**EXERCISE OBJECTIVE**
Go through the lines below. Copy those with "this".

**TASK MATERIAL**

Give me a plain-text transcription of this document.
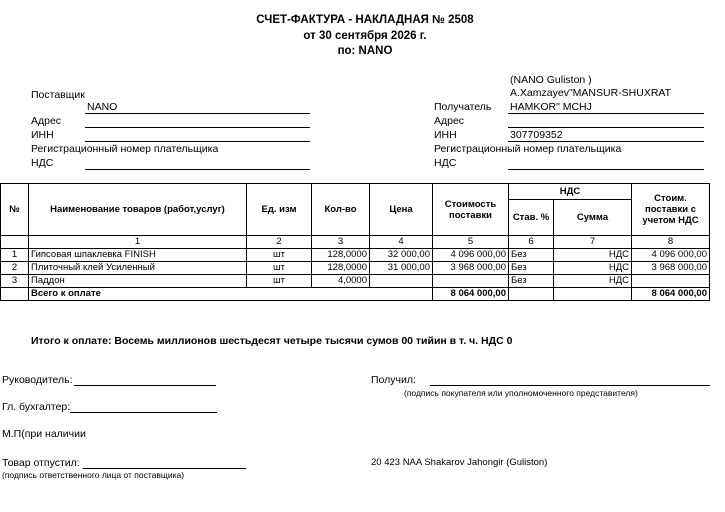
СЧЕТ-ФАКТУРА - НАКЛАДНАЯ № 2508
от 30 сентября 2026 г.
по: NANO
Поставщик
NANO
Адрес
ИНН
Регистрационный номер плательщика
НДС
(NANO Guliston )
A.Xamzayev"MANSUR-SHUXRAT
Получатель HAMKOR" MCHJ
Адрес
ИНН	307709352
Регистрационный номер плательщика
НДС
№	Наименование товаров (работ,услуг)	Ед. изм	Кол-во	Цена	Стоимость поставки	НДС		Стоим. поставки с учетом НДС
						Став. %	Сумма	
	1	2	3	4	5	6	7	8
1	Гипсовая шпаклевка FINISH	шт	128,0000	32 000,00	4 096 000,00	Без	НДС	4 096 000,00
2	Плиточный клей Усиленный	шт	128,0000	31 000,00	3 968 000,00	Без	НДС	3 968 000,00
3	Паддон	шт	4,0000			Без	НДС	
	Всего к оплате				8 064 000,00			8 064 000,00
Итого к оплате: Восемь миллионов шестьдесят четыре тысячи сумов 00 тийин в т. ч. НДС 0
Руководитель:
Гл. бухгалтер:
М.П(при наличии
Товар отпустил:
(подпись ответственного лица от поставщика)
Получил:
(подпись покупателя или уполномоченного представителя)
20 423 NAA Shakarov Jahongir (Guliston)
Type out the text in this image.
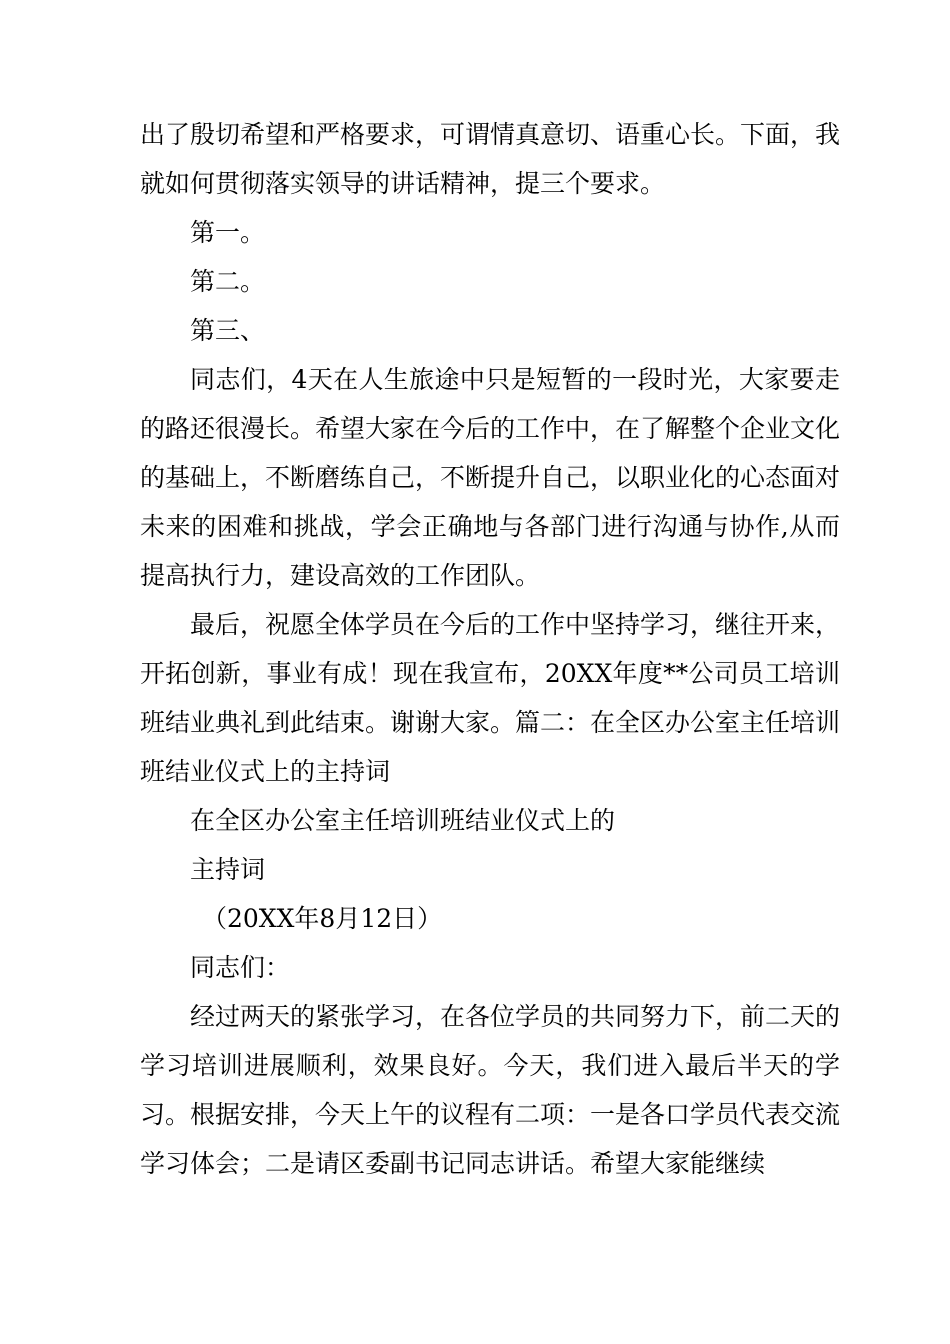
出了殷切希望和严格要求，可谓情真意切、语重心长。下面，我就如何贯彻落实领导的讲话精神，提三个要求。

第一。

第二。

第三、

同志们，4天在人生旅途中只是短暂的一段时光，大家要走的路还很漫长。希望大家在今后的工作中，在了解整个企业文化的基础上，不断磨练自己，不断提升自己，以职业化的心态面对未来的困难和挑战，学会正确地与各部门进行沟通与协作,从而提高执行力，建设高效的工作团队。

最后，祝愿全体学员在今后的工作中坚持学习，继往开来，开拓创新，事业有成！现在我宣布，20XX年度**公司员工培训班结业典礼到此结束。谢谢大家。篇二：在全区办公室主任培训班结业仪式上的主持词

在全区办公室主任培训班结业仪式上的

主持词

（20XX年8月12日）

同志们：

经过两天的紧张学习，在各位学员的共同努力下，前二天的学习培训进展顺利，效果良好。今天，我们进入最后半天的学习。根据安排，今天上午的议程有二项：一是各口学员代表交流学习体会；二是请区委副书记同志讲话。希望大家能继续
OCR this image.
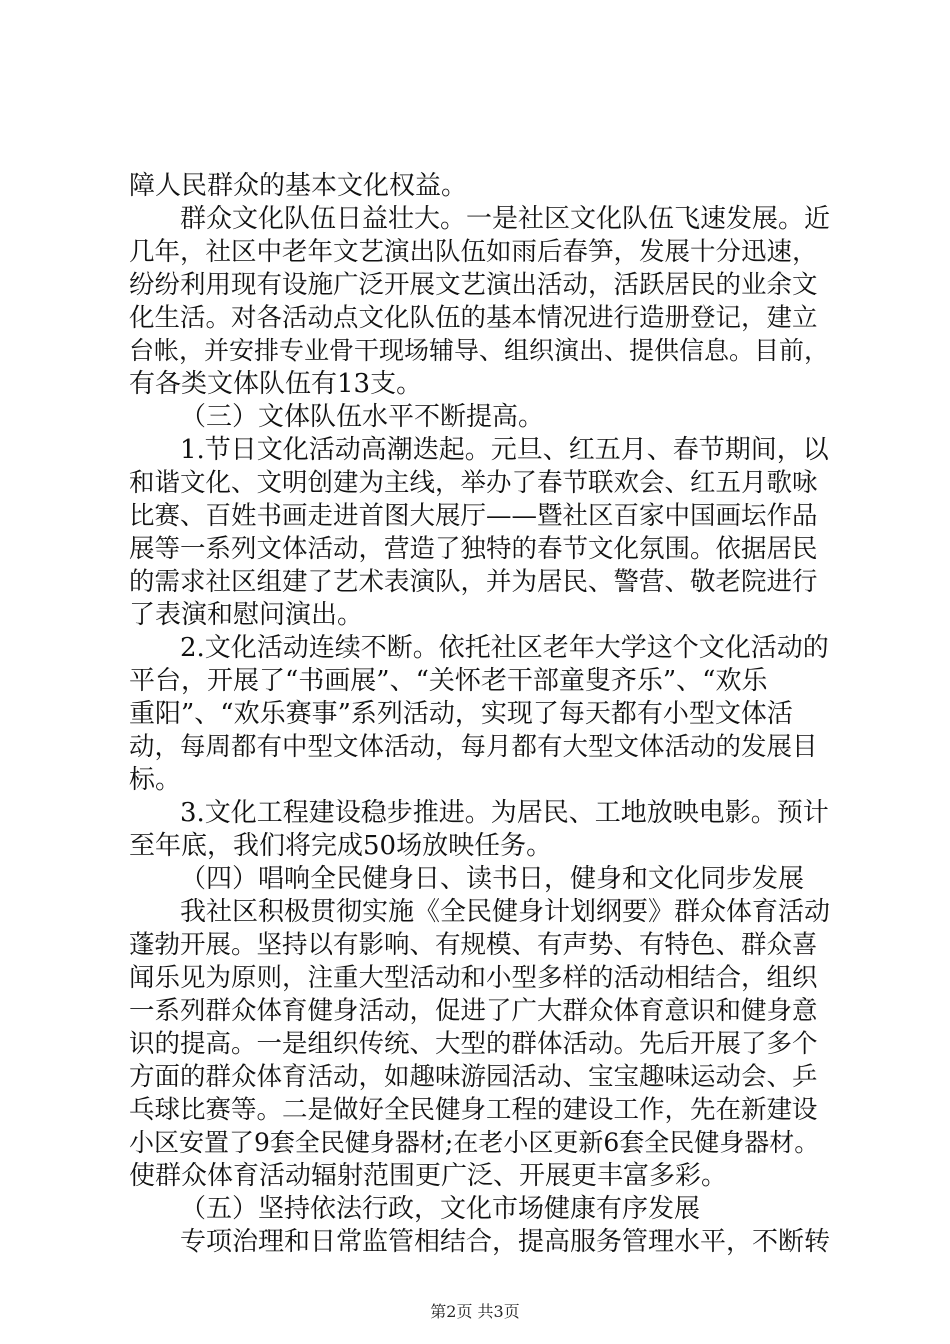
障人民群众的基本文化权益。
群众文化队伍日益壮大。一是社区文化队伍飞速发展。近
几年，社区中老年文艺演出队伍如雨后春笋，发展十分迅速，
纷纷利用现有设施广泛开展文艺演出活动，活跃居民的业余文
化生活。对各活动点文化队伍的基本情况进行造册登记，建立
台帐，并安排专业骨干现场辅导、组织演出、提供信息。目前，
有各类文体队伍有13支。
（三）文体队伍水平不断提高。
1.节日文化活动高潮迭起。元旦、红五月、春节期间，以
和谐文化、文明创建为主线，举办了春节联欢会、红五月歌咏
比赛、百姓书画走进首图大展厅——暨社区百家中国画坛作品
展等一系列文体活动，营造了独特的春节文化氛围。依据居民
的需求社区组建了艺术表演队，并为居民、警营、敬老院进行
了表演和慰问演出。
2.文化活动连续不断。依托社区老年大学这个文化活动的
平台，开展了“书画展”、“关怀老干部童叟齐乐”、“欢乐
重阳”、“欢乐赛事”系列活动，实现了每天都有小型文体活
动，每周都有中型文体活动，每月都有大型文体活动的发展目
标。
3.文化工程建设稳步推进。为居民、工地放映电影。预计
至年底，我们将完成50场放映任务。
（四）唱响全民健身日、读书日，健身和文化同步发展
我社区积极贯彻实施《全民健身计划纲要》群众体育活动
蓬勃开展。坚持以有影响、有规模、有声势、有特色、群众喜
闻乐见为原则，注重大型活动和小型多样的活动相结合，组织
一系列群众体育健身活动，促进了广大群众体育意识和健身意
识的提高。一是组织传统、大型的群体活动。先后开展了多个
方面的群众体育活动，如趣味游园活动、宝宝趣味运动会、乒
乓球比赛等。二是做好全民健身工程的建设工作，先在新建设
小区安置了9套全民健身器材;在老小区更新6套全民健身器材。
使群众体育活动辐射范围更广泛、开展更丰富多彩。
（五）坚持依法行政，文化市场健康有序发展
专项治理和日常监管相结合，提高服务管理水平，不断转
第2页 共3页
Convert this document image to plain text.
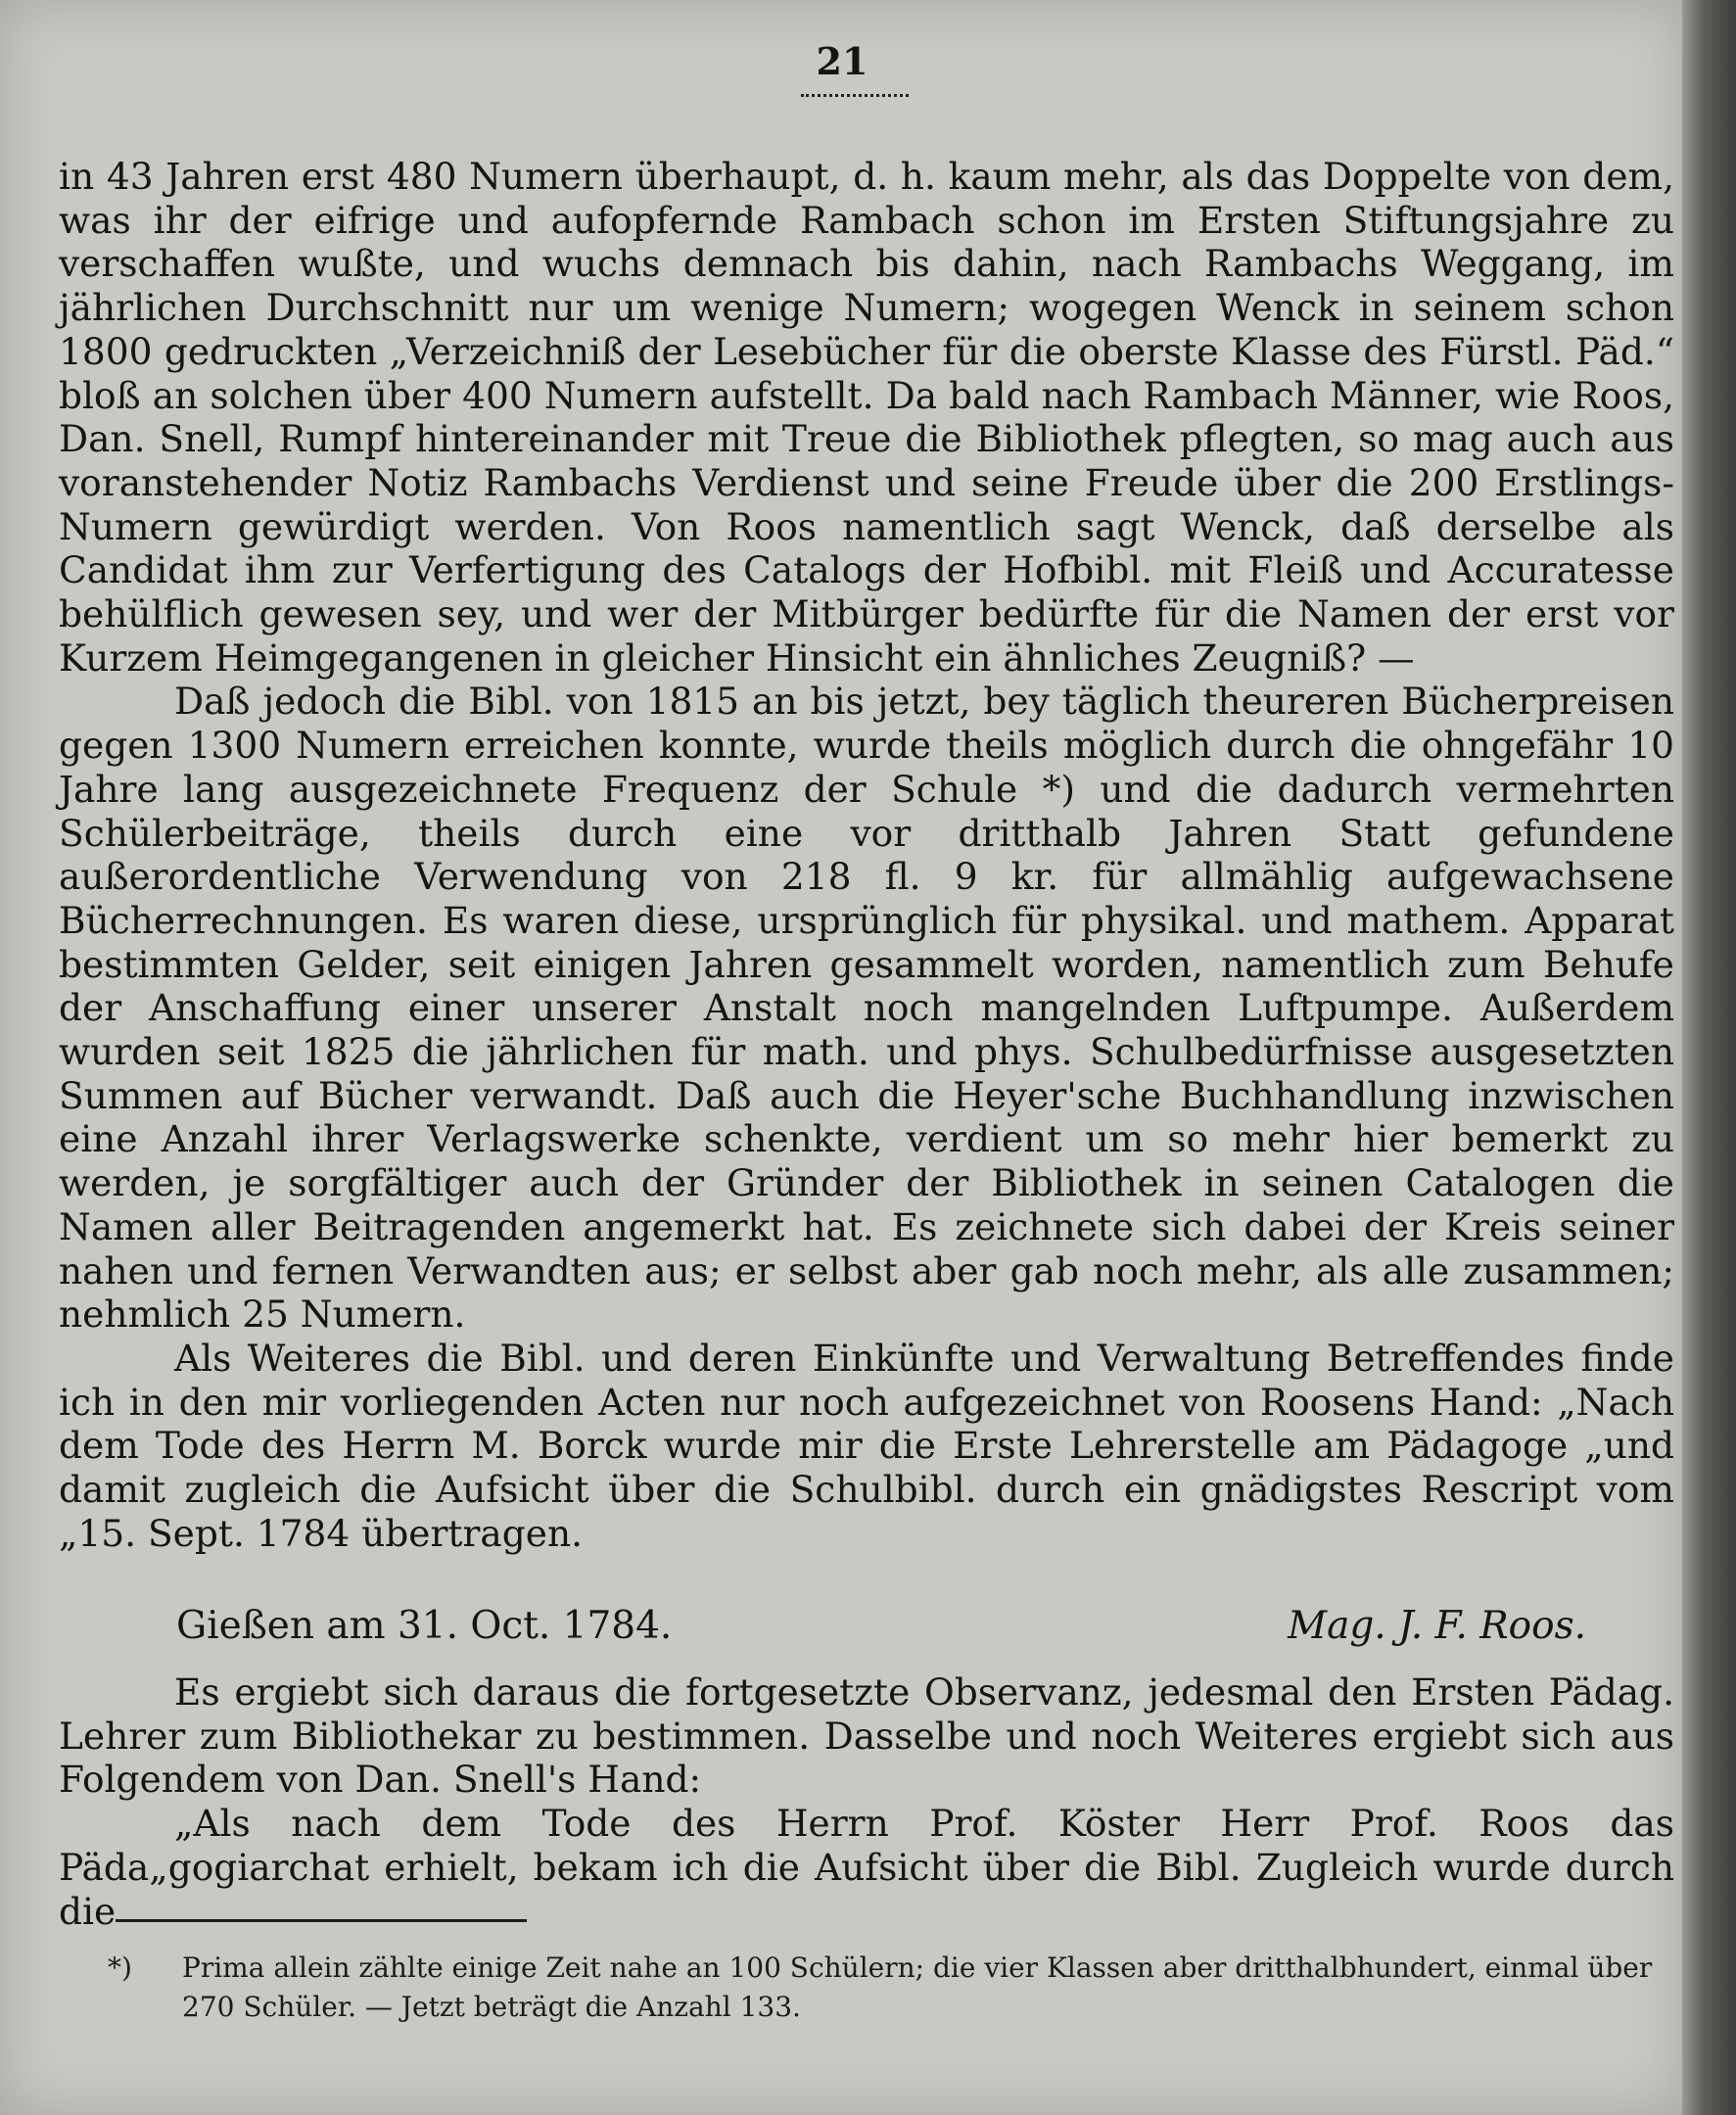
21

in 43 Jahren erst 480 Numern überhaupt, d. h. kaum mehr, als das Doppelte von dem, was ihr der eifrige und aufopfernde Rambach schon im Ersten Stiftungsjahre zu verschaffen wußte, und wuchs demnach bis dahin, nach Rambachs Weggang, im jährlichen Durchschnitt nur um wenige Numern; wogegen Wenck in seinem schon 1800 gedruckten „Verzeichniß der Lesebücher für die oberste Klasse des Fürstl. Päd.“ bloß an solchen über 400 Numern aufstellt. Da bald nach Rambach Männer, wie Roos, Dan. Snell, Rumpf hintereinander mit Treue die Bibliothek pflegten, so mag auch aus voranstehender Notiz Rambachs Verdienst und seine Freude über die 200 Erstlings-Numern gewürdigt werden. Von Roos namentlich sagt Wenck, daß derselbe als Candidat ihm zur Verfertigung des Catalogs der Hofbibl. mit Fleiß und Accuratesse behülflich gewesen sey, und wer der Mitbürger bedürfte für die Namen der erst vor Kurzem Heimgegangenen in gleicher Hinsicht ein ähnliches Zeugniß? —

Daß jedoch die Bibl. von 1815 an bis jetzt, bey täglich theureren Bücherpreisen gegen 1300 Numern erreichen konnte, wurde theils möglich durch die ohngefähr 10 Jahre lang ausgezeichnete Frequenz der Schule *) und die dadurch vermehrten Schülerbeiträge, theils durch eine vor dritthalb Jahren Statt gefundene außerordentliche Verwendung von 218 fl. 9 kr. für allmählig aufgewachsene Bücherrechnungen. Es waren diese, ursprünglich für physikal. und mathem. Apparat bestimmten Gelder, seit einigen Jahren gesammelt worden, namentlich zum Behufe der Anschaffung einer unserer Anstalt noch mangelnden Luftpumpe. Außerdem wurden seit 1825 die jährlichen für math. und phys. Schulbedürfnisse ausgesetzten Summen auf Bücher verwandt. Daß auch die Heyer'sche Buchhandlung inzwischen eine Anzahl ihrer Verlagswerke schenkte, verdient um so mehr hier bemerkt zu werden, je sorgfältiger auch der Gründer der Bibliothek in seinen Catalogen die Namen aller Beitragenden angemerkt hat. Es zeichnete sich dabei der Kreis seiner nahen und fernen Verwandten aus; er selbst aber gab noch mehr, als alle zusammen; nehmlich 25 Numern.

Als Weiteres die Bibl. und deren Einkünfte und Verwaltung Betreffendes finde ich in den mir vorliegenden Acten nur noch aufgezeichnet von Roosens Hand: „Nach dem Tode des Herrn M. Borck wurde mir die Erste Lehrerstelle am Pädagoge „und damit zugleich die Aufsicht über die Schulbibl. durch ein gnädigstes Rescript vom „15. Sept. 1784 übertragen.

Gießen am 31. Oct. 1784.	Mag. J. F. Roos.

Es ergiebt sich daraus die fortgesetzte Observanz, jedesmal den Ersten Pädag. Lehrer zum Bibliothekar zu bestimmen. Dasselbe und noch Weiteres ergiebt sich aus Folgendem von Dan. Snell's Hand:

„Als nach dem Tode des Herrn Prof. Köster Herr Prof. Roos das Päda„gogiarchat erhielt, bekam ich die Aufsicht über die Bibl. Zugleich wurde durch die

*) Prima allein zählte einige Zeit nahe an 100 Schülern; die vier Klassen aber dritthalbhundert, einmal über 270 Schüler. — Jetzt beträgt die Anzahl 133.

**EXPECTED ANSWER**
Give me a plain-text transcription of this document.
Type out the text in this image.
OCR this image.
Convert this document image to plain text.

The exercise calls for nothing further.